* EJERCICIO *
Extrae del listado y copia cada línea en la que aparezca la cadena "attack".

┌──

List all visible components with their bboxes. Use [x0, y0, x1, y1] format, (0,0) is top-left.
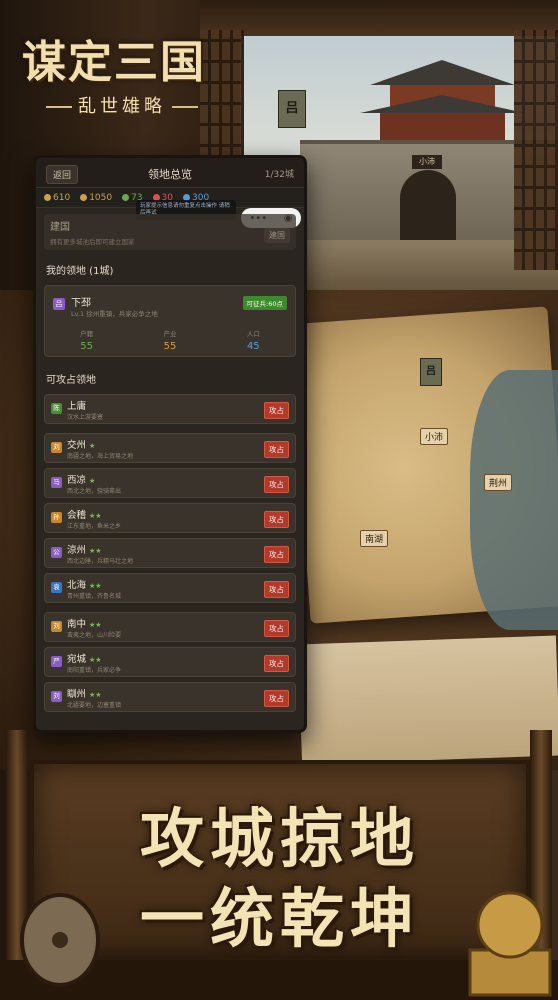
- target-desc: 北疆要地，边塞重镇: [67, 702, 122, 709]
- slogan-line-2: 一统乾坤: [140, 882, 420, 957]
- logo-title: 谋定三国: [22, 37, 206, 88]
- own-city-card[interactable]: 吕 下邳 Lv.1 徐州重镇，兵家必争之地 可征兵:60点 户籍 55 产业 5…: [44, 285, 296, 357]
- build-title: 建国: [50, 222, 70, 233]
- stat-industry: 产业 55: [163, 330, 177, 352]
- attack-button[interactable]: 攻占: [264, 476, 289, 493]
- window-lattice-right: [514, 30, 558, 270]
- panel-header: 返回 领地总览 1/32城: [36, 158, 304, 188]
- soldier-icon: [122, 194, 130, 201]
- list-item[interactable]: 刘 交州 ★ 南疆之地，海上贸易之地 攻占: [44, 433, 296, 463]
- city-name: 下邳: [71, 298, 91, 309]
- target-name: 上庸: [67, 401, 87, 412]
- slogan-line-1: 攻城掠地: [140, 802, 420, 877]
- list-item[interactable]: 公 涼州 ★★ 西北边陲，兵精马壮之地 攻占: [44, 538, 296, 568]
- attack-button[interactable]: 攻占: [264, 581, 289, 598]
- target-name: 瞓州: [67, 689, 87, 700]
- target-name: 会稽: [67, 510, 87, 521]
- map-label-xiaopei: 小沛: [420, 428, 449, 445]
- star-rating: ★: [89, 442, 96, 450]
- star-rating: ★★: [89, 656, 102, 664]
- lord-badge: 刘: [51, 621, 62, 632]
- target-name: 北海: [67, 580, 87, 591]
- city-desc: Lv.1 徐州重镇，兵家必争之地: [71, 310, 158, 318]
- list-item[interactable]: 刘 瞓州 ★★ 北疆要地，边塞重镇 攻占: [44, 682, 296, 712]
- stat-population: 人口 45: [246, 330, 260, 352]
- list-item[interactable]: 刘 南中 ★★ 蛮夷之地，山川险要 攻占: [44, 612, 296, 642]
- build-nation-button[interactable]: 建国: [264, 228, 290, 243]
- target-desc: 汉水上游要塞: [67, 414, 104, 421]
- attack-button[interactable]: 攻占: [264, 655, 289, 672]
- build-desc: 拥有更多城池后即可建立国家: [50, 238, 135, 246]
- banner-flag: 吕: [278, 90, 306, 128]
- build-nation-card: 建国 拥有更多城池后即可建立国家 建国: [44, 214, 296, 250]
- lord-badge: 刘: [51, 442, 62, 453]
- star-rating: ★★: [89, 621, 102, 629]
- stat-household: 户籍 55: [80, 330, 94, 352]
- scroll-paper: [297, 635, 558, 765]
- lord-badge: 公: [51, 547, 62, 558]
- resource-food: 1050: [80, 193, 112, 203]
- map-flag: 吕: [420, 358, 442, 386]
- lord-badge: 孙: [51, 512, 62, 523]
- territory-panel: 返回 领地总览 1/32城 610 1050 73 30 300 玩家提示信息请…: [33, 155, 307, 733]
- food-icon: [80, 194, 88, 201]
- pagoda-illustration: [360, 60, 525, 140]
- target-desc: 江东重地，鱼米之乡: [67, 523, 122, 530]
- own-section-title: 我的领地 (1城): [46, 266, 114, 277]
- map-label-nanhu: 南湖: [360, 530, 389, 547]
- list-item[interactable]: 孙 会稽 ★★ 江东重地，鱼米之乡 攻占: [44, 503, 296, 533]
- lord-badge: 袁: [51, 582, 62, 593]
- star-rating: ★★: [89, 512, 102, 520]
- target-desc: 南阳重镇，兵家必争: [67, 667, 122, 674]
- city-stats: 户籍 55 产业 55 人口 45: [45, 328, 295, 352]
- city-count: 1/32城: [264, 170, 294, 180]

└──

* RESPUESTA *
- attack-button[interactable]: 攻占: [264, 476, 289, 493]
- attack-button[interactable]: 攻占: [264, 581, 289, 598]
- attack-button[interactable]: 攻占: [264, 655, 289, 672]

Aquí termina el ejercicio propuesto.